● TO DO:
Rewrite the lines below, putting "bounding boxes" wherever "bboxes" appears and keeping everything else the same.

Saved data entries
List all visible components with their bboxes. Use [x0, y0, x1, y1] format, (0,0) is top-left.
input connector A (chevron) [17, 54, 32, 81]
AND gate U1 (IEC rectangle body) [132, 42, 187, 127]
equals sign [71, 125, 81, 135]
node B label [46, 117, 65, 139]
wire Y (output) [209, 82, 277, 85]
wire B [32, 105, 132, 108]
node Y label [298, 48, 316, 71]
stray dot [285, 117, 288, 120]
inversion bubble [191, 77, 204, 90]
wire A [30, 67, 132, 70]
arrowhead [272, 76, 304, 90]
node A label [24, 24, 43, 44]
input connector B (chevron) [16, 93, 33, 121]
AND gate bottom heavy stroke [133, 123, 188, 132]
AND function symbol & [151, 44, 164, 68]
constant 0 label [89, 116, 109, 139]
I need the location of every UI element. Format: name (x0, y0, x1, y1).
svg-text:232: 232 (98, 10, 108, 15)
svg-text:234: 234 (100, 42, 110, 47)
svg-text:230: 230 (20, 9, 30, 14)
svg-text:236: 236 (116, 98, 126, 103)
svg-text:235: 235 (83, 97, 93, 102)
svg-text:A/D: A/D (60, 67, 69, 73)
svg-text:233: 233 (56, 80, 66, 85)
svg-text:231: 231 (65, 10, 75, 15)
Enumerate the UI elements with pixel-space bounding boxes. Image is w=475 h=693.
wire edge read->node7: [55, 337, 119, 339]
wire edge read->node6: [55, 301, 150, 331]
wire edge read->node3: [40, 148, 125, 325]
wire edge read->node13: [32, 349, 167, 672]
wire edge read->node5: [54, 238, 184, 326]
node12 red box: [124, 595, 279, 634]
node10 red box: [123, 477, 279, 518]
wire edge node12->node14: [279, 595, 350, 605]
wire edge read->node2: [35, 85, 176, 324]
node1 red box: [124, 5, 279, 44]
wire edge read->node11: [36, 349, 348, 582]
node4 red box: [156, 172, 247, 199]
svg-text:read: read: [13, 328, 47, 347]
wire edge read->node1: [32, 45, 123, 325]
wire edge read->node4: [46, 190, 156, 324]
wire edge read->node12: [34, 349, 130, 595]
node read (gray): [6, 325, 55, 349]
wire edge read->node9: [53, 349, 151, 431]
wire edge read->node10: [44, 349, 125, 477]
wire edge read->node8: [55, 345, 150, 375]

● TASK ANSWER:
List all visible components with their bounding boxes. Use [x0, y0, x1, y1] format, (0,0) is top-left.
input connector A (chevron) [17, 54, 32, 81]
AND gate U1 (IEC rectangle body) [132, 42, 187, 127]
equals sign [71, 125, 81, 135]
node B label [46, 117, 65, 139]
wire Y (output) [209, 82, 277, 85]
wire B [32, 105, 132, 108]
node Y label [298, 48, 316, 71]
stray dot [285, 117, 288, 120]
inversion bubble [191, 77, 204, 90]
wire A [30, 67, 132, 70]
arrowhead [272, 76, 304, 90]
node A label [24, 24, 43, 44]
input connector B (chevron) [16, 93, 33, 121]
AND gate bottom heavy stroke [133, 123, 188, 132]
AND function symbol & [151, 44, 164, 68]
constant 0 label [89, 116, 109, 139]
I need the location of every UI element. Format: name (x0, y0, x1, y1).
svg-text:232: 232 (98, 10, 108, 15)
svg-text:234: 234 (100, 42, 110, 47)
svg-text:230: 230 (20, 9, 30, 14)
svg-text:236: 236 (116, 98, 126, 103)
svg-text:235: 235 (83, 97, 93, 102)
svg-text:A/D: A/D (60, 67, 69, 73)
svg-text:233: 233 (56, 80, 66, 85)
svg-text:231: 231 (65, 10, 75, 15)
Enumerate the UI elements with pixel-space bounding boxes. Image is w=475 h=693.
wire edge read->node7: [55, 337, 119, 339]
wire edge read->node6: [55, 301, 150, 331]
wire edge read->node3: [40, 148, 125, 325]
wire edge read->node13: [32, 349, 167, 672]
wire edge read->node5: [54, 238, 184, 326]
node12 red box: [124, 595, 279, 634]
node10 red box: [123, 477, 279, 518]
wire edge node12->node14: [279, 595, 350, 605]
wire edge read->node2: [35, 85, 176, 324]
node1 red box: [124, 5, 279, 44]
wire edge read->node11: [36, 349, 348, 582]
node4 red box: [156, 172, 247, 199]
svg-text:read: read: [13, 328, 47, 347]
wire edge read->node1: [32, 45, 123, 325]
wire edge read->node4: [46, 190, 156, 324]
wire edge read->node12: [34, 349, 130, 595]
node read (gray): [6, 325, 55, 349]
wire edge read->node9: [53, 349, 151, 431]
wire edge read->node10: [44, 349, 125, 477]
wire edge read->node8: [55, 345, 150, 375]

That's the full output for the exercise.